▶ Exercise task
Repeat word for word every row from the one holding "seance-date: Séance du" through the last row, including both.

▶ Supplied material
========

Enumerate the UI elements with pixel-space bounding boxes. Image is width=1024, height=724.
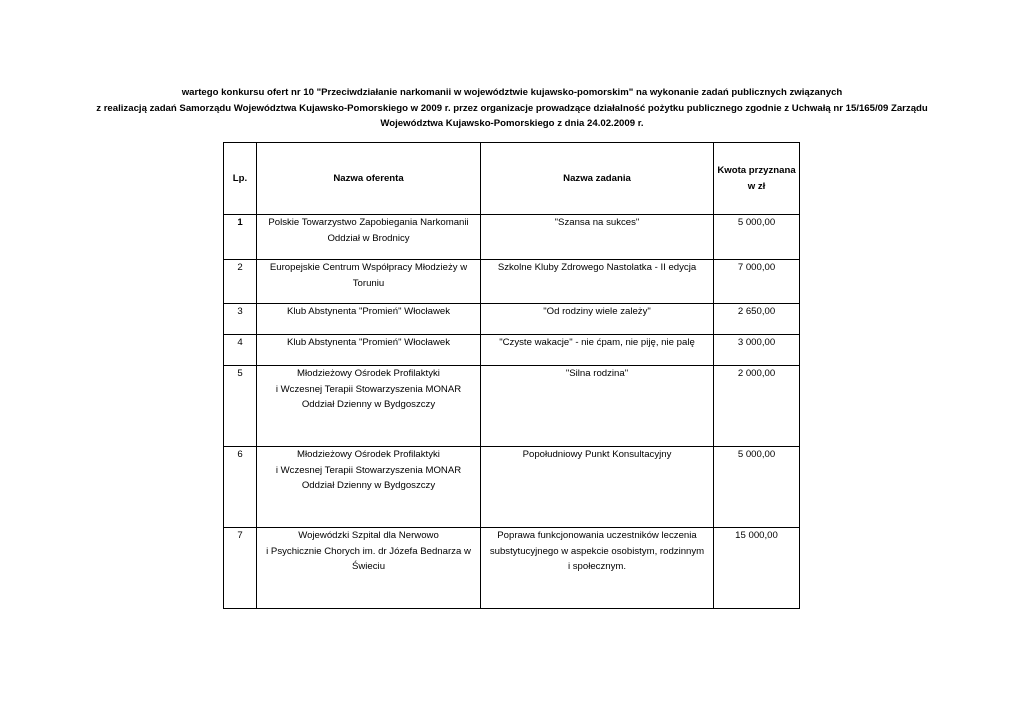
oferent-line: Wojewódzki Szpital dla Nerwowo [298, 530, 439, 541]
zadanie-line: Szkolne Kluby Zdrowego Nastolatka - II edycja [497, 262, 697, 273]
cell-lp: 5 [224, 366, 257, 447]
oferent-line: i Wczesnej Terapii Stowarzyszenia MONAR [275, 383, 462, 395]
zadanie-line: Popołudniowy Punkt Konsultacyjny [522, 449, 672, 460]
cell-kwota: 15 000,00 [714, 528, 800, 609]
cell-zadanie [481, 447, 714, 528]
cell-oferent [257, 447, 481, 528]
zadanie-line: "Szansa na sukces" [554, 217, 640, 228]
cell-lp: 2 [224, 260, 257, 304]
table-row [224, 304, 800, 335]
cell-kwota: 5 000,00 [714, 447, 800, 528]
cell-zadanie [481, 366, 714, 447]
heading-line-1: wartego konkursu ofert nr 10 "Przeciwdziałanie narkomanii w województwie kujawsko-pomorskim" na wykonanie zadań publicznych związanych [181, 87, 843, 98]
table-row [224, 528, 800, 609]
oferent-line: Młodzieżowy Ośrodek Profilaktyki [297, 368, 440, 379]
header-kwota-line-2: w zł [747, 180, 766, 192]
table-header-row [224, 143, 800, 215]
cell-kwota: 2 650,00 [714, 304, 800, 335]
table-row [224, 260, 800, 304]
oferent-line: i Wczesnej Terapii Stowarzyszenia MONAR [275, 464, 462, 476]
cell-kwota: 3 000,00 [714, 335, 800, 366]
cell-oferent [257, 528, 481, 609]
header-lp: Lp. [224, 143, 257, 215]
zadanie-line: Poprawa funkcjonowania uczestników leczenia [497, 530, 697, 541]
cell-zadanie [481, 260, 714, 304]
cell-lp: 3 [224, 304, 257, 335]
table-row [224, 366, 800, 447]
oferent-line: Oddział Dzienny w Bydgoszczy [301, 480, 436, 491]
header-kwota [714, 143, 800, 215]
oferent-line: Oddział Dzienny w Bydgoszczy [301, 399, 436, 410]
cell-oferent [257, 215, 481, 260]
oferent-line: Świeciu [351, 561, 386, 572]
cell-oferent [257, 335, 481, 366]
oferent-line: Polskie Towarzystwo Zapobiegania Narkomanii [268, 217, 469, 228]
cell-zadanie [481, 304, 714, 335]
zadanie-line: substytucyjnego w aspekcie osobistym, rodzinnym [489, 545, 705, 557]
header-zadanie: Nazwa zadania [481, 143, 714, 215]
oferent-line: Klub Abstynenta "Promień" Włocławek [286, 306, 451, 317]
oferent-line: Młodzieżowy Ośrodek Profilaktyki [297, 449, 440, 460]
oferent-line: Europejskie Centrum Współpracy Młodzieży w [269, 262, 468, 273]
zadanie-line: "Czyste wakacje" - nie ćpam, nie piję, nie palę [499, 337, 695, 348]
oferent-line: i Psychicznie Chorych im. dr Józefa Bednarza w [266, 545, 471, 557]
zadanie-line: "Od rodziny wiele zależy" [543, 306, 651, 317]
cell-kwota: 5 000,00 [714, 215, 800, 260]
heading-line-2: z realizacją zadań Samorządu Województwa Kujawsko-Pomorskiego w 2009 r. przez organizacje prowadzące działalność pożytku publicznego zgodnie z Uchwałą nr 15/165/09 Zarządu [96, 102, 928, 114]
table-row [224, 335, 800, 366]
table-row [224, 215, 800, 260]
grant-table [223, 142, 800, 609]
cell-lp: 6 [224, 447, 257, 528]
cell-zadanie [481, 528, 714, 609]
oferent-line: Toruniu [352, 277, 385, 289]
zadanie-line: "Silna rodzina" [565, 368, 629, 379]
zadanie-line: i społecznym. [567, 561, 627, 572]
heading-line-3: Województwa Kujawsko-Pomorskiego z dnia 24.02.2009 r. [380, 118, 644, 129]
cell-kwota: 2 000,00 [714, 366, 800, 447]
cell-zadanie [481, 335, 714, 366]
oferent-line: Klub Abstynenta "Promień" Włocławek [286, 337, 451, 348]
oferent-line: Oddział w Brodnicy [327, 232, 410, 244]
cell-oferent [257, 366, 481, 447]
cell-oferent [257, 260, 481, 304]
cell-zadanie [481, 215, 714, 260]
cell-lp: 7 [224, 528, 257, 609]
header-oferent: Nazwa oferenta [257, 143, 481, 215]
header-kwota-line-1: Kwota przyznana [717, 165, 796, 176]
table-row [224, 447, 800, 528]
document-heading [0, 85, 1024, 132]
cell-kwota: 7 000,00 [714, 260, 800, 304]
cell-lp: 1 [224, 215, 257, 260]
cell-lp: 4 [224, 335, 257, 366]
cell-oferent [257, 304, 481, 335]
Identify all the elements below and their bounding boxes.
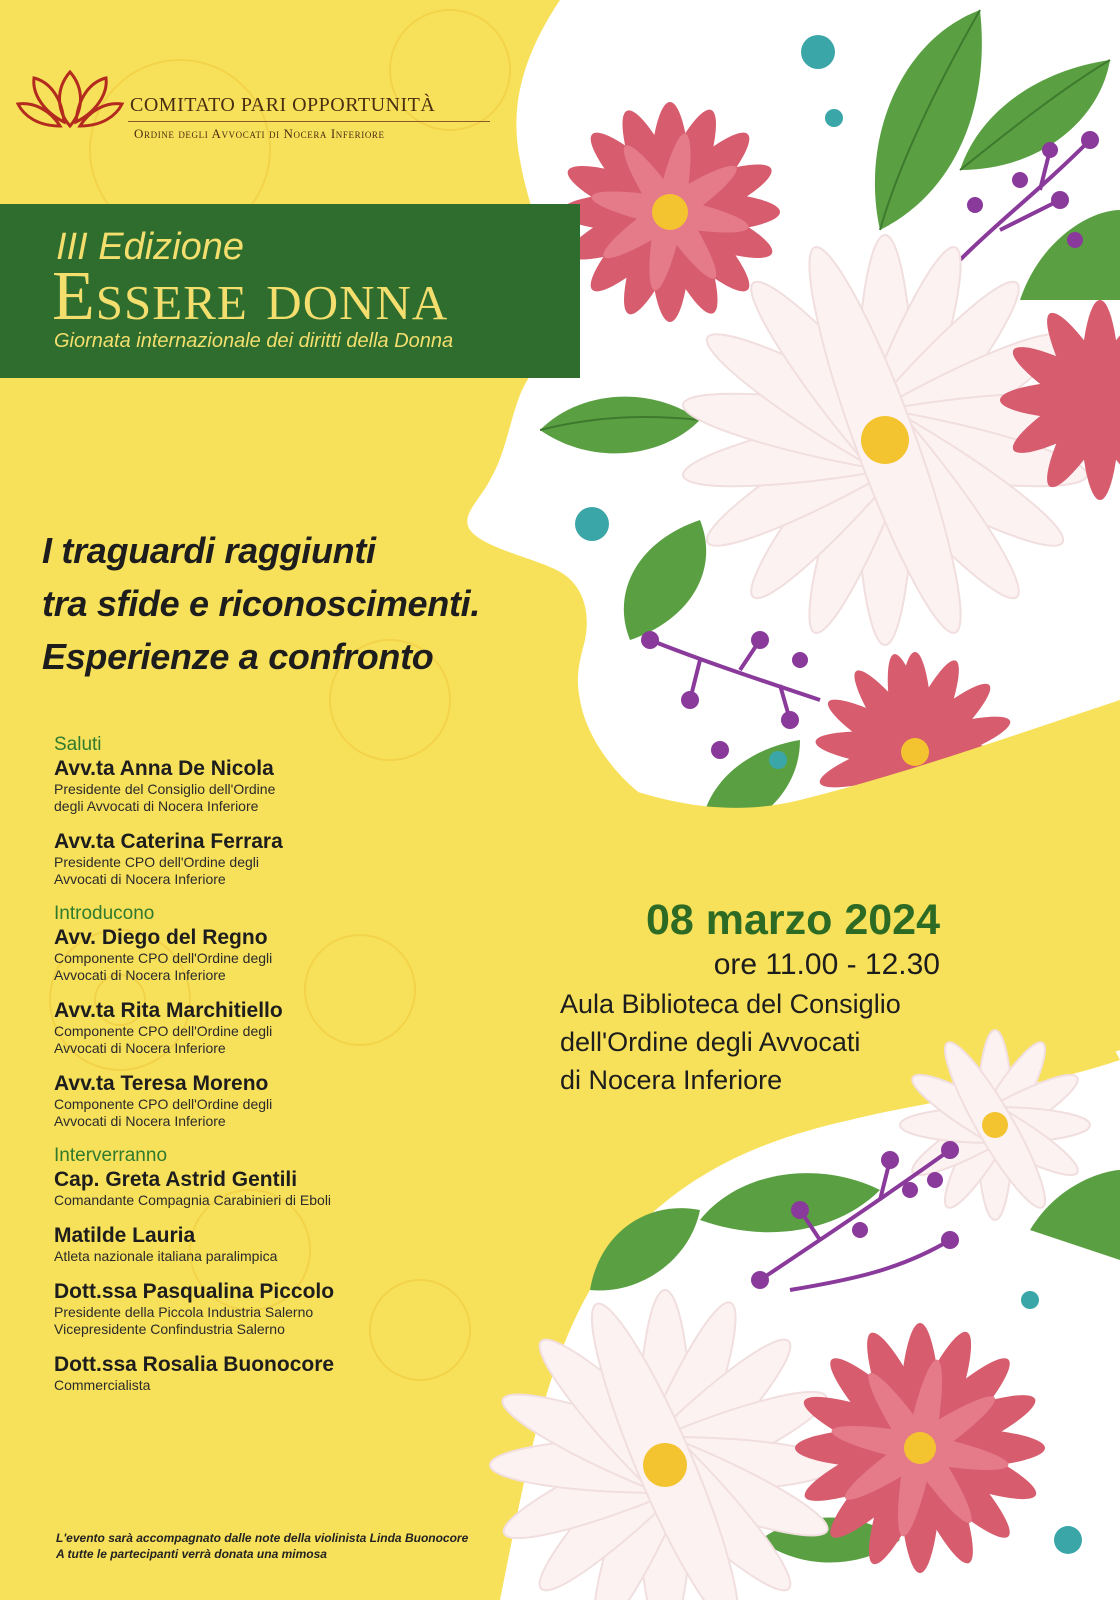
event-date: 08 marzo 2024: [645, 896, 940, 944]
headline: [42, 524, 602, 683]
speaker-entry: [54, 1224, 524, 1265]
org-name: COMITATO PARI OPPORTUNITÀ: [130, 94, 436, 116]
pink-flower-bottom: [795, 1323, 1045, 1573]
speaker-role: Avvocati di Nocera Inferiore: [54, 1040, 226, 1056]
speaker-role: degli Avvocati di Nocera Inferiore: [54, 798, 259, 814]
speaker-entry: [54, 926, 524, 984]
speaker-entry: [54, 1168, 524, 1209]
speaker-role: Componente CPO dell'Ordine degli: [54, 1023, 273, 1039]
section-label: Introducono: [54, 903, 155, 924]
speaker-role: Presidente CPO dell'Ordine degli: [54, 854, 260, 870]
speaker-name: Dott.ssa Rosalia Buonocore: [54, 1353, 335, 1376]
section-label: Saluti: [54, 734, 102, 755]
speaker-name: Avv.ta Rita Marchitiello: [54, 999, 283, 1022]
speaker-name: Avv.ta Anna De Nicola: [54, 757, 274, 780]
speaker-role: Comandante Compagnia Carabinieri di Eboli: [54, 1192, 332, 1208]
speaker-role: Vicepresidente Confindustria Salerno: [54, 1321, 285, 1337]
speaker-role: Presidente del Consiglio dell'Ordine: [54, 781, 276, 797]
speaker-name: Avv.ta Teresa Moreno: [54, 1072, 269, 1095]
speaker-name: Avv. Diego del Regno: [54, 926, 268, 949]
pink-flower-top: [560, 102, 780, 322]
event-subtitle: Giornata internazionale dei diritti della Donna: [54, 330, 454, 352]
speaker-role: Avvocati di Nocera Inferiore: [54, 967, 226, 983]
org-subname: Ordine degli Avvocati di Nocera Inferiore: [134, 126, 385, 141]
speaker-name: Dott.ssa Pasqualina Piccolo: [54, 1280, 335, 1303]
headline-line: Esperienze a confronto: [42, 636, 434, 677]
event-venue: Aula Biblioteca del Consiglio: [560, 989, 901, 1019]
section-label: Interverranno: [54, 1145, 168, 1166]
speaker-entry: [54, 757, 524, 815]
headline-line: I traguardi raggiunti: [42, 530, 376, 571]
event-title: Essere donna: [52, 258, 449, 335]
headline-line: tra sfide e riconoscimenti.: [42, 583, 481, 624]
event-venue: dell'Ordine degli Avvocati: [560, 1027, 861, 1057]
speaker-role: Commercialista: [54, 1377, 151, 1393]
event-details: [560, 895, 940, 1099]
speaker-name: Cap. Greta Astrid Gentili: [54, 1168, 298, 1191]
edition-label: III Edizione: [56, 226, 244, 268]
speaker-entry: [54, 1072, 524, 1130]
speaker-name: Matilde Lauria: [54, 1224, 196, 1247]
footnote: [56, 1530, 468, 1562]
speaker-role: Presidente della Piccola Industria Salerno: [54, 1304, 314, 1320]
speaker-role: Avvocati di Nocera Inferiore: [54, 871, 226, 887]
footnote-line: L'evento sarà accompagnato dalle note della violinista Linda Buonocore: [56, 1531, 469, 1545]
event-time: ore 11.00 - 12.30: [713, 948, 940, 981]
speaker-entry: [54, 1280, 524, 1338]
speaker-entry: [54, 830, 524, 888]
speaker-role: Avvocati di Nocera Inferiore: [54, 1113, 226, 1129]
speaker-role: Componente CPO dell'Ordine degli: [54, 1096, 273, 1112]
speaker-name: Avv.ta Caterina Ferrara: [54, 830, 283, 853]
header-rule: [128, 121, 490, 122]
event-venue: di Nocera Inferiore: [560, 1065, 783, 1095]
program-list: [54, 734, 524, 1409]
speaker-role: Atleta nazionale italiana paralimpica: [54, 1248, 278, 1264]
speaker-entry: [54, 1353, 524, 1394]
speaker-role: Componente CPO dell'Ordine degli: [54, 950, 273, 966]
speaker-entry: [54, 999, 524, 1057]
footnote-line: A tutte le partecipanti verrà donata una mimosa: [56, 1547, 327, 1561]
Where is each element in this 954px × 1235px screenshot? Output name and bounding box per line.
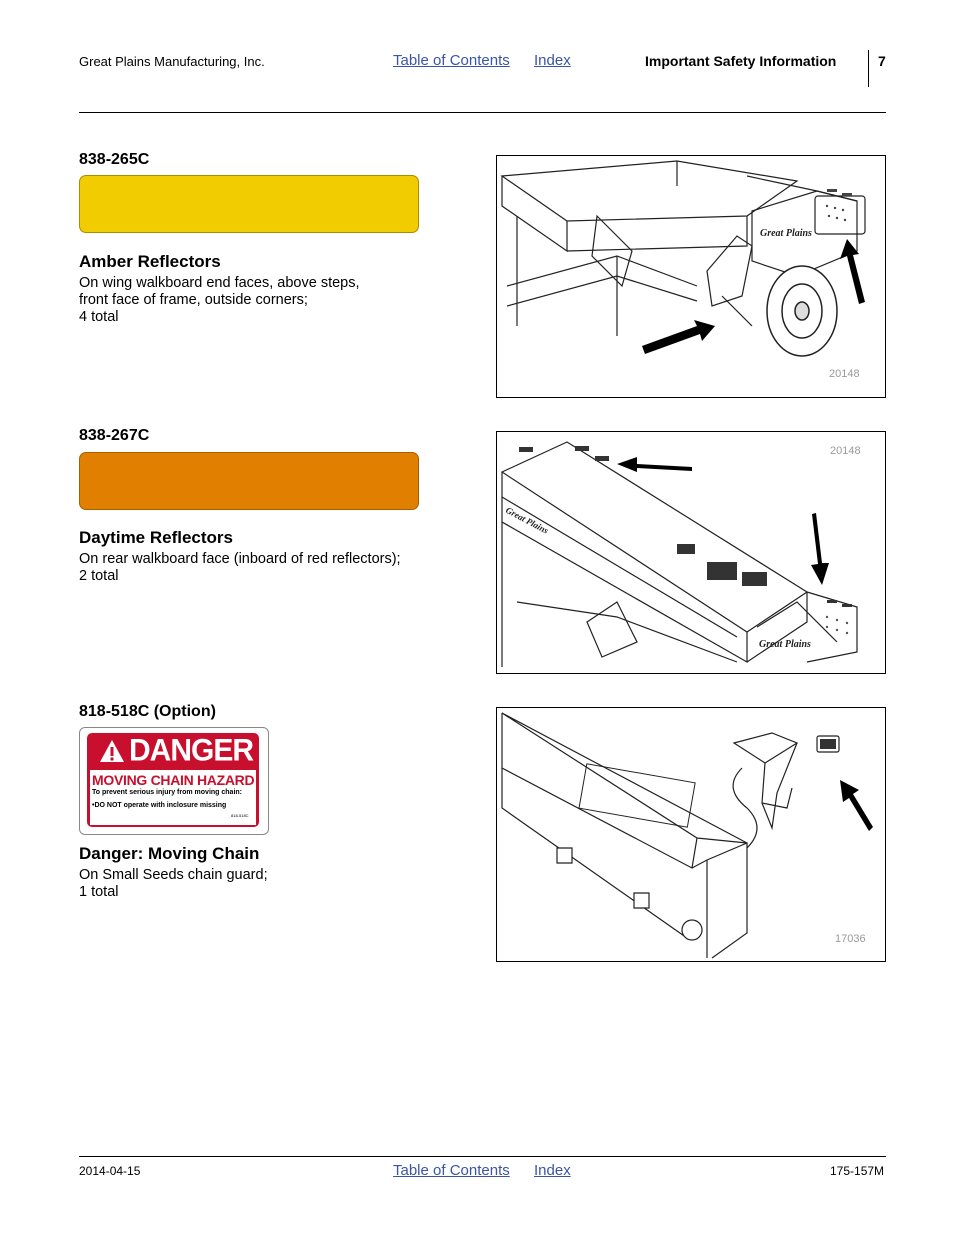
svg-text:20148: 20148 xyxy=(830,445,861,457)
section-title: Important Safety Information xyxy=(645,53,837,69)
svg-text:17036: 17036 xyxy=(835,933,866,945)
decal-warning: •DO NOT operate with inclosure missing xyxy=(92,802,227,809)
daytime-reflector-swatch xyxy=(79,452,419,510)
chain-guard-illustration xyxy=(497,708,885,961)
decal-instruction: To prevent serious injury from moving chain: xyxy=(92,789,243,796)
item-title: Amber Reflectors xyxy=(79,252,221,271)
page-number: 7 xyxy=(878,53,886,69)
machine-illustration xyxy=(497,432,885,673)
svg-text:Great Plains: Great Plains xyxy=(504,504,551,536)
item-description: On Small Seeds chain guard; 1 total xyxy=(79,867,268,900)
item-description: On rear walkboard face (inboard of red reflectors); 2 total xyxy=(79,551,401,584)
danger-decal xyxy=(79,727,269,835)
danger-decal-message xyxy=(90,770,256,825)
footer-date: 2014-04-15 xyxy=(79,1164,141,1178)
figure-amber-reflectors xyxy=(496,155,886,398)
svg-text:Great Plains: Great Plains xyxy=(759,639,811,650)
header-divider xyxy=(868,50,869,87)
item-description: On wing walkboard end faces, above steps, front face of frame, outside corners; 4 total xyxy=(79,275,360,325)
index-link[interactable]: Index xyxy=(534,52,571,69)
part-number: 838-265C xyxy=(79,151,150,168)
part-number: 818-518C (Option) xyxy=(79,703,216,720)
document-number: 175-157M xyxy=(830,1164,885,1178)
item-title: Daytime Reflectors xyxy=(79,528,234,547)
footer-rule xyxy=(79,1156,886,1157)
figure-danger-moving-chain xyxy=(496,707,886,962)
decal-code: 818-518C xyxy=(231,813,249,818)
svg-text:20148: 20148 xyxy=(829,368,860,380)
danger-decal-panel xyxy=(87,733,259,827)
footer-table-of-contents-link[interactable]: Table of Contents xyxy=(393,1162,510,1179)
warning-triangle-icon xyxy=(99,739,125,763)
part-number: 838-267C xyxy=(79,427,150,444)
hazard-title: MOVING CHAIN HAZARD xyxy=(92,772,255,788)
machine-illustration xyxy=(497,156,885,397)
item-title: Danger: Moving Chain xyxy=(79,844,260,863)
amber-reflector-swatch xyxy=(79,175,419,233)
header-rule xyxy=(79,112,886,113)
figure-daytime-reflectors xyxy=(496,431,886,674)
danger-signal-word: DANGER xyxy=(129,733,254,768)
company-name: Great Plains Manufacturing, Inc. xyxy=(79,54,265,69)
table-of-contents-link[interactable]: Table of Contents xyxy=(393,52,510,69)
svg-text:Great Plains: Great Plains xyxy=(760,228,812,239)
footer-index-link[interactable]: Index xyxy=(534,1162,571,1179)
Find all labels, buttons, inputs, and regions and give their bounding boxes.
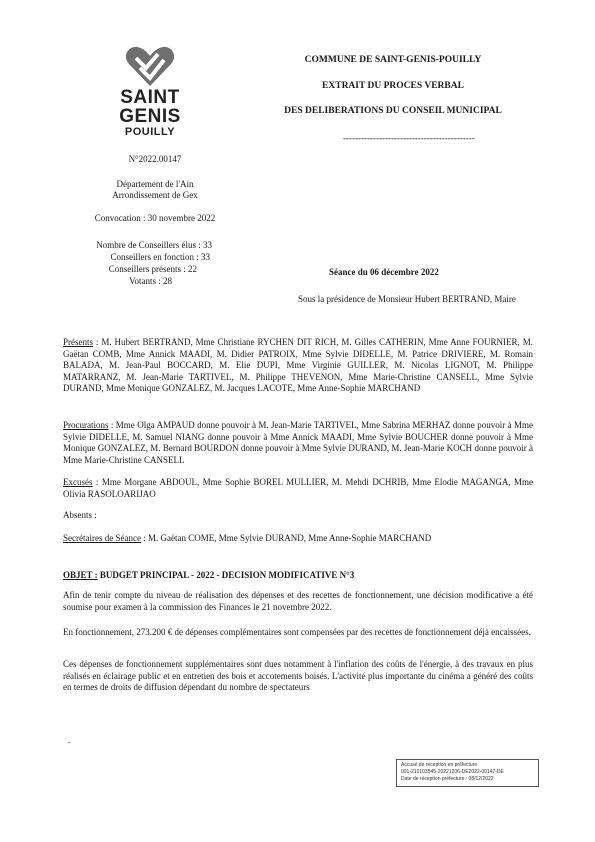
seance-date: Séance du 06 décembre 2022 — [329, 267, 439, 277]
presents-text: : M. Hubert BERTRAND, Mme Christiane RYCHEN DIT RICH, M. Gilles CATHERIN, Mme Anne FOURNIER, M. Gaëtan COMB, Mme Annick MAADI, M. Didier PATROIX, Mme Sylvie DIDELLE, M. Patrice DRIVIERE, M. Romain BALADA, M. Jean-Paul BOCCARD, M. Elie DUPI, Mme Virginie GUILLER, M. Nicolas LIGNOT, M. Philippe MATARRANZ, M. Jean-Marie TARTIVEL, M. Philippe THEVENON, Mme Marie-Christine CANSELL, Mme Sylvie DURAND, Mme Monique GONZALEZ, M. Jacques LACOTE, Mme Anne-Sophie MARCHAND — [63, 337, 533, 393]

========

▶ Reply to the task
seance-date: Séance du 06 décembre 2022 — [329, 267, 439, 277]
presents-text: : M. Hubert BERTRAND, Mme Christiane RYCHEN DIT RICH, M. Gilles CATHERIN, Mme Anne FOURNIER, M. Gaëtan COMB, Mme Annick MAADI, M. Didier PATROIX, Mme Sylvie DIDELLE, M. Patrice DRIVIERE, M. Romain BALADA, M. Jean-Paul BOCCARD, M. Elie DUPI, Mme Virginie GUILLER, M. Nicolas LIGNOT, M. Philippe MATARRANZ, M. Jean-Marie TARTIVEL, M. Philippe THEVENON, Mme Marie-Christine CANSELL, Mme Sylvie DURAND, Mme Monique GONZALEZ, M. Jacques LACOTE, Mme Anne-Sophie MARCHAND — [63, 337, 533, 393]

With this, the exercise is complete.